| Records shown |
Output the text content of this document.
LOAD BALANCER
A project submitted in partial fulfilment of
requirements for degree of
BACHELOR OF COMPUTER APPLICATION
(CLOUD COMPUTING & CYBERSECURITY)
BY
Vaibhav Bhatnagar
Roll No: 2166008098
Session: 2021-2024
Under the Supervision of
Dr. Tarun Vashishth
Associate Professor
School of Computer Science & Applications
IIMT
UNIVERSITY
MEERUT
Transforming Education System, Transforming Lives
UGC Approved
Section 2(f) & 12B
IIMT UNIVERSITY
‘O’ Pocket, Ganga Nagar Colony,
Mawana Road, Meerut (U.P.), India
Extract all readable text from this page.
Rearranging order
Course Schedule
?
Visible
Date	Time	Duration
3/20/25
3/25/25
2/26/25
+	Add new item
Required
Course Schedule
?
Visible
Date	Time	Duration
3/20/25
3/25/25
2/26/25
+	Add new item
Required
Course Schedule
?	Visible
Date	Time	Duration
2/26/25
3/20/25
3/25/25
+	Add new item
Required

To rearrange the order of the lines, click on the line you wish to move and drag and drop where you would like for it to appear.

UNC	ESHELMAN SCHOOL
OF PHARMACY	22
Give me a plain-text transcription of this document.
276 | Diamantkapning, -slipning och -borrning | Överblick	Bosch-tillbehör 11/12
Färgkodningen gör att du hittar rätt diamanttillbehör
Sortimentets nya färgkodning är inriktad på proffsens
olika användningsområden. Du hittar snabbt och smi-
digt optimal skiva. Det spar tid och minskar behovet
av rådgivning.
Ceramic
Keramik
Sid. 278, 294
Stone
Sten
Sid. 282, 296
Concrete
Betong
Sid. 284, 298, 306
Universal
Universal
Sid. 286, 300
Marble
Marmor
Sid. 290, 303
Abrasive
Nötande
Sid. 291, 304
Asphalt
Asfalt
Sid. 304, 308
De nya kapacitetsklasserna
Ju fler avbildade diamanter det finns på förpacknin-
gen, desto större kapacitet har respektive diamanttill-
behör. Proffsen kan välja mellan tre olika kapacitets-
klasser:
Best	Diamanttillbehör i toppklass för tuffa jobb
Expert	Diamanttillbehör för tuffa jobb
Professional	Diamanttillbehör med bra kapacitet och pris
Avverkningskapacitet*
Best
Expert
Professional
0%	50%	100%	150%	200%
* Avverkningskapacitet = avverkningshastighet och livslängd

...

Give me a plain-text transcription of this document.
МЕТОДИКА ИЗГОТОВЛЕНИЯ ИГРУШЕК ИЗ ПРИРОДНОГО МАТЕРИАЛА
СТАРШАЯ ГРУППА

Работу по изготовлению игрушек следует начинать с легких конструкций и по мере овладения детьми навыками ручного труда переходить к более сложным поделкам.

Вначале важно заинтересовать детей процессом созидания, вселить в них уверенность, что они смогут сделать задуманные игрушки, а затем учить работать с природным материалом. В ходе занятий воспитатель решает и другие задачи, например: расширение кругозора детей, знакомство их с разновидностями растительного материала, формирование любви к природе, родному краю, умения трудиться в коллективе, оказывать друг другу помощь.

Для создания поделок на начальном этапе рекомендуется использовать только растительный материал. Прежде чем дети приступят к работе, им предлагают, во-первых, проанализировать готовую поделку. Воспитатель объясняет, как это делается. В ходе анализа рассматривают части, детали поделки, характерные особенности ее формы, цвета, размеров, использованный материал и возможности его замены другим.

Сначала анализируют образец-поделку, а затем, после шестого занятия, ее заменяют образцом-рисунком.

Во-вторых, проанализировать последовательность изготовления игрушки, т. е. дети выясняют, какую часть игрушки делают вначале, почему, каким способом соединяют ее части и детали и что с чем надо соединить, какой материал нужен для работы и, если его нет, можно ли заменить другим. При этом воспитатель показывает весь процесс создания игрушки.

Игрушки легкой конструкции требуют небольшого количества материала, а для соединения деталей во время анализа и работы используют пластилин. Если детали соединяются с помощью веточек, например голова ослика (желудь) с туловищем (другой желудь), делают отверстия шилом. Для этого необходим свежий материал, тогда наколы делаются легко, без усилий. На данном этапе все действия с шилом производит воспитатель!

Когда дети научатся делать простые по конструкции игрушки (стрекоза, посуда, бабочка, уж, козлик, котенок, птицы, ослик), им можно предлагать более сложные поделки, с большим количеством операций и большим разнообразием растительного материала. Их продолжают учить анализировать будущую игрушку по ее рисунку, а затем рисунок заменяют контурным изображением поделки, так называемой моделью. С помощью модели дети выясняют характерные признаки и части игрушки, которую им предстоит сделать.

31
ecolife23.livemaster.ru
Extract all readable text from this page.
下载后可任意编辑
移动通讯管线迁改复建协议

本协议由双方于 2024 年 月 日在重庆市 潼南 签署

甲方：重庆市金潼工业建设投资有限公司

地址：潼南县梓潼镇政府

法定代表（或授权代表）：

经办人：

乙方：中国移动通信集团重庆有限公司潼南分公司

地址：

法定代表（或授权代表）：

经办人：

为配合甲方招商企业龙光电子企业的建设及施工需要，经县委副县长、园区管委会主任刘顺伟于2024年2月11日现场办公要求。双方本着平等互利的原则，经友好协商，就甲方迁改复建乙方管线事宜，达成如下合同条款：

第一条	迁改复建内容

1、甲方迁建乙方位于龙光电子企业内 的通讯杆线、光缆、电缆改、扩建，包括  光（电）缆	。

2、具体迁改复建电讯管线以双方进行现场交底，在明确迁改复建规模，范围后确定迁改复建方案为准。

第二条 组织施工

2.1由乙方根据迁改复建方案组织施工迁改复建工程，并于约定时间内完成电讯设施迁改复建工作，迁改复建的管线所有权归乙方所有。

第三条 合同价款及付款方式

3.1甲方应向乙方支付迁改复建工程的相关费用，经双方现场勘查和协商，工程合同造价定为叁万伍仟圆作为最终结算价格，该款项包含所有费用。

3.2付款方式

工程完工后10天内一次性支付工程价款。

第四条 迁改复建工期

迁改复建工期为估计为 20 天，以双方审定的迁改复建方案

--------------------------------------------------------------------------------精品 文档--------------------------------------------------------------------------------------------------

| Given request |
Report only the number of lines that hold the string "заменяют" in this listing.

| Solution below |
2